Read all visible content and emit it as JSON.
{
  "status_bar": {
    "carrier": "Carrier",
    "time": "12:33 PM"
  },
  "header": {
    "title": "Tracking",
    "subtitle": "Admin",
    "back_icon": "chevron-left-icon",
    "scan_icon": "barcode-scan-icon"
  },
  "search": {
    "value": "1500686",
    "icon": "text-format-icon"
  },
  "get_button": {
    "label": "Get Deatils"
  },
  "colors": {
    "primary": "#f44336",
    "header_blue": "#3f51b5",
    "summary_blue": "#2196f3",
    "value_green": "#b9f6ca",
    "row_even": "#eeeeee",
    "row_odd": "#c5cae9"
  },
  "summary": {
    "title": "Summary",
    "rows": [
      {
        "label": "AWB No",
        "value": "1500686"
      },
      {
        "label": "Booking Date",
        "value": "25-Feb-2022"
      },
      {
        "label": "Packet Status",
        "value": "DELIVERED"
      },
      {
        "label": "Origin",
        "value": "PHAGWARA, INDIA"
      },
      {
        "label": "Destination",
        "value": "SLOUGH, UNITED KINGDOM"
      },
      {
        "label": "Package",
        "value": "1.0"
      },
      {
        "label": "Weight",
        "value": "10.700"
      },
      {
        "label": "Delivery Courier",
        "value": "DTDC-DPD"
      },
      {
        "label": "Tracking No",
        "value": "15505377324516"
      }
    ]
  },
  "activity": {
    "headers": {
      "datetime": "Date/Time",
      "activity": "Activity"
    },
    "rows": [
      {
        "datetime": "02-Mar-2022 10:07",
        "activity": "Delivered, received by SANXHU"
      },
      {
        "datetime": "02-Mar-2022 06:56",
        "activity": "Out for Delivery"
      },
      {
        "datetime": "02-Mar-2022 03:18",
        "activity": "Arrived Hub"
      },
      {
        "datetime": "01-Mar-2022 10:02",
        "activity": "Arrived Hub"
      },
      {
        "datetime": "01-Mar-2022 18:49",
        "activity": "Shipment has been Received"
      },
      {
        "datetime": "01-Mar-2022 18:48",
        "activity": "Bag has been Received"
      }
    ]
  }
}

──────

Return all lines containing the word "activity".

  "activity": {
      "activity": "Activity"
        "activity": "Delivered, received by SANXHU"
        "activity": "Out for Delivery"
        "activity": "Arrived Hub"
        "activity": "Arrived Hub"
        "activity": "Shipment has been Received"
        "activity": "Bag has been Received"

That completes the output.